Aim of the task:
All the data below goes into the copy word for word, but the pictures don't.

Data entries for graphics
** Start **
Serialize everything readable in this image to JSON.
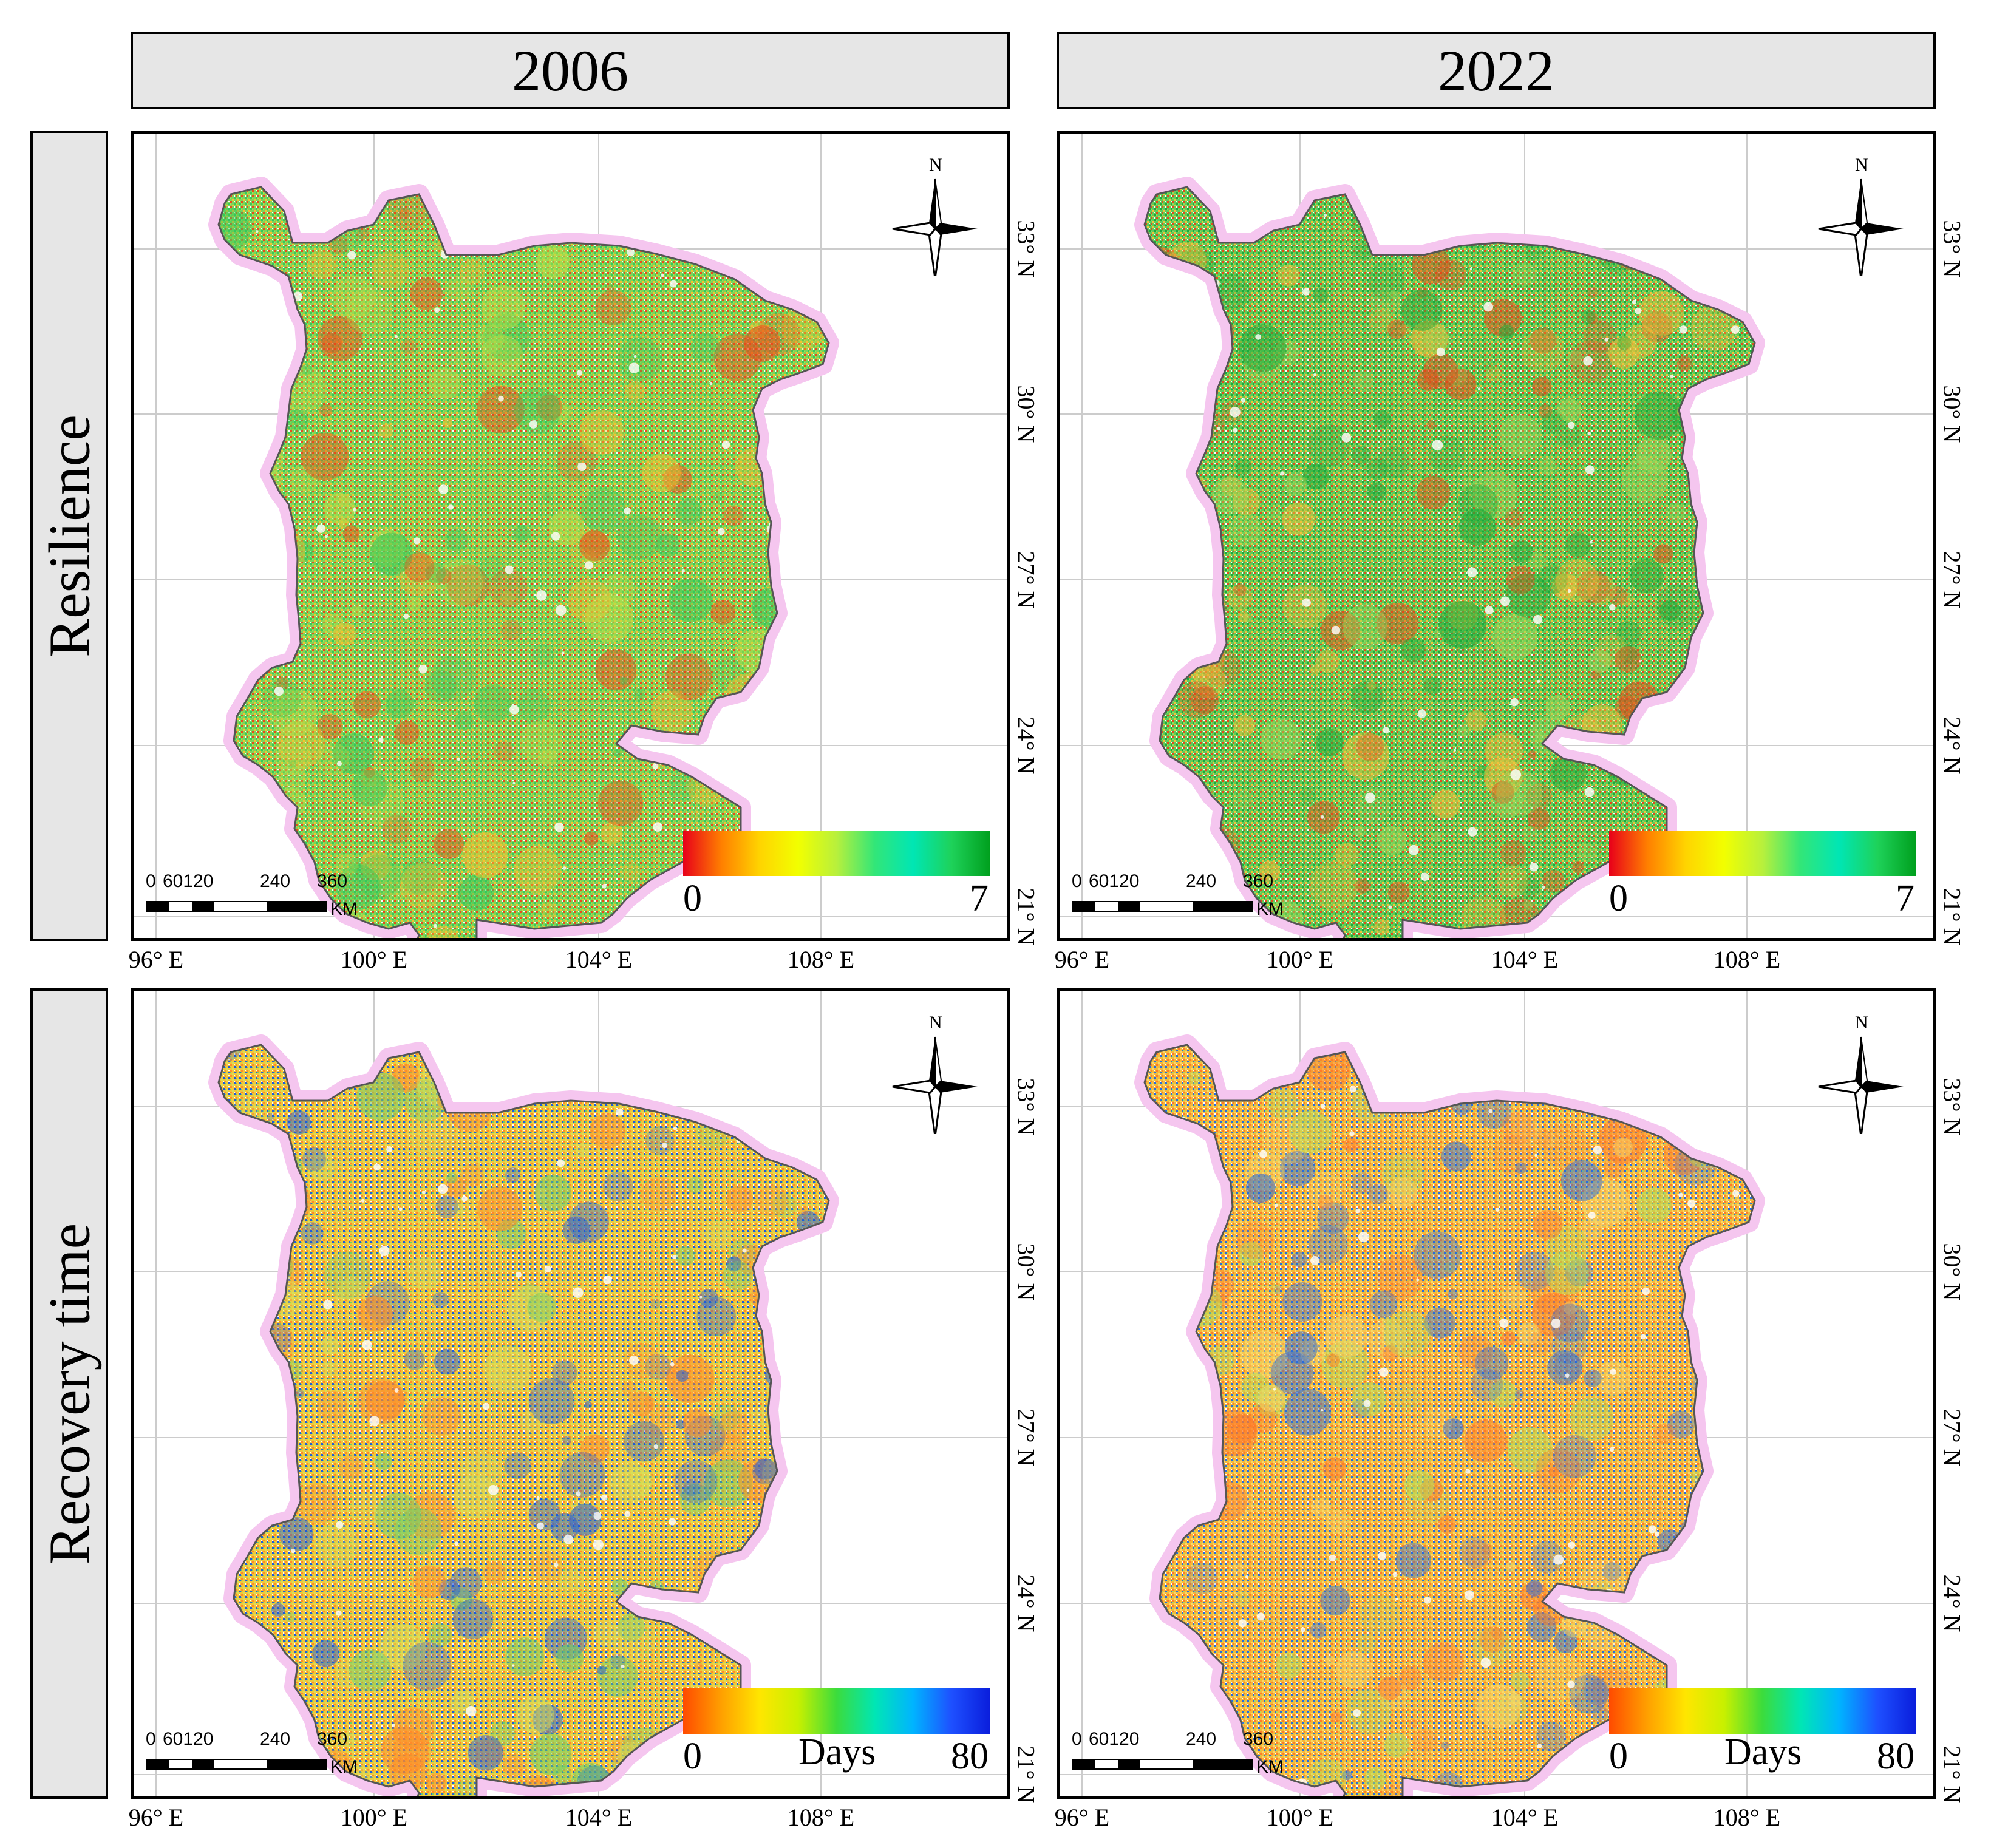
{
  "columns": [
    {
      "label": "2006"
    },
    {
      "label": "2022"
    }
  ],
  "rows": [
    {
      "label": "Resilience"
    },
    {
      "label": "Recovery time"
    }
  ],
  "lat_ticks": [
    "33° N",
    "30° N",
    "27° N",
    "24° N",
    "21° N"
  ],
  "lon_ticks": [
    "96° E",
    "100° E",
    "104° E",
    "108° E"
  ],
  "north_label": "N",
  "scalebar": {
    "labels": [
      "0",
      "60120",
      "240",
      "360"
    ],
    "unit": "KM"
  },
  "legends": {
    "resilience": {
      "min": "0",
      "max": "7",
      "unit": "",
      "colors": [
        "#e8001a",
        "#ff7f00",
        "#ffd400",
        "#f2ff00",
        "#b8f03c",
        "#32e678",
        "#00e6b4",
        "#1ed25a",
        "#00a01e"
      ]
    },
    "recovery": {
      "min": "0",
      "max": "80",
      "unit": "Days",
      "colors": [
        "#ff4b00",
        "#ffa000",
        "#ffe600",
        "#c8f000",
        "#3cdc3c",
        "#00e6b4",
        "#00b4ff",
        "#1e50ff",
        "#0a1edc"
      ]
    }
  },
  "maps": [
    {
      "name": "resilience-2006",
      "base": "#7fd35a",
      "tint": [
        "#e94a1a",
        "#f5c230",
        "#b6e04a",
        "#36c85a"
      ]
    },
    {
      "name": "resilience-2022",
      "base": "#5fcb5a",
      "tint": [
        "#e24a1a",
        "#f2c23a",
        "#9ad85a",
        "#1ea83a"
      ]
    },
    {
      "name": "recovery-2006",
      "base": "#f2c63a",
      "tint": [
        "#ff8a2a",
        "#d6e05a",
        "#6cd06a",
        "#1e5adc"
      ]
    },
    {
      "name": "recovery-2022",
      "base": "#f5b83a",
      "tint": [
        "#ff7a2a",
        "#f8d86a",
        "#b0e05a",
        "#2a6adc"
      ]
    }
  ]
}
** End **
Result of the task:
Serialize everything readable in this image to JSON.
{
  "columns": [
    {
      "label": "2006"
    },
    {
      "label": "2022"
    }
  ],
  "rows": [
    {
      "label": "Resilience"
    },
    {
      "label": "Recovery time"
    }
  ],
  "lat_ticks": [
    "33° N",
    "30° N",
    "27° N",
    "24° N",
    "21° N"
  ],
  "lon_ticks": [
    "96° E",
    "100° E",
    "104° E",
    "108° E"
  ],
  "north_label": "N",
  "scalebar": {
    "labels": [
      "0",
      "60120",
      "240",
      "360"
    ],
    "unit": "KM"
  },
  "legends": {
    "resilience": {
      "min": "0",
      "max": "7",
      "unit": "",
      "colors": [
        "#e8001a",
        "#ff7f00",
        "#ffd400",
        "#f2ff00",
        "#b8f03c",
        "#32e678",
        "#00e6b4",
        "#1ed25a",
        "#00a01e"
      ]
    },
    "recovery": {
      "min": "0",
      "max": "80",
      "unit": "Days",
      "colors": [
        "#ff4b00",
        "#ffa000",
        "#ffe600",
        "#c8f000",
        "#3cdc3c",
        "#00e6b4",
        "#00b4ff",
        "#1e50ff",
        "#0a1edc"
      ]
    }
  },
  "maps": [
    {
      "name": "resilience-2006",
      "base": "#7fd35a",
      "tint": [
        "#e94a1a",
        "#f5c230",
        "#b6e04a",
        "#36c85a"
      ]
    },
    {
      "name": "resilience-2022",
      "base": "#5fcb5a",
      "tint": [
        "#e24a1a",
        "#f2c23a",
        "#9ad85a",
        "#1ea83a"
      ]
    },
    {
      "name": "recovery-2006",
      "base": "#f2c63a",
      "tint": [
        "#ff8a2a",
        "#d6e05a",
        "#6cd06a",
        "#1e5adc"
      ]
    },
    {
      "name": "recovery-2022",
      "base": "#f5b83a",
      "tint": [
        "#ff7a2a",
        "#f8d86a",
        "#b0e05a",
        "#2a6adc"
      ]
    }
  ]
}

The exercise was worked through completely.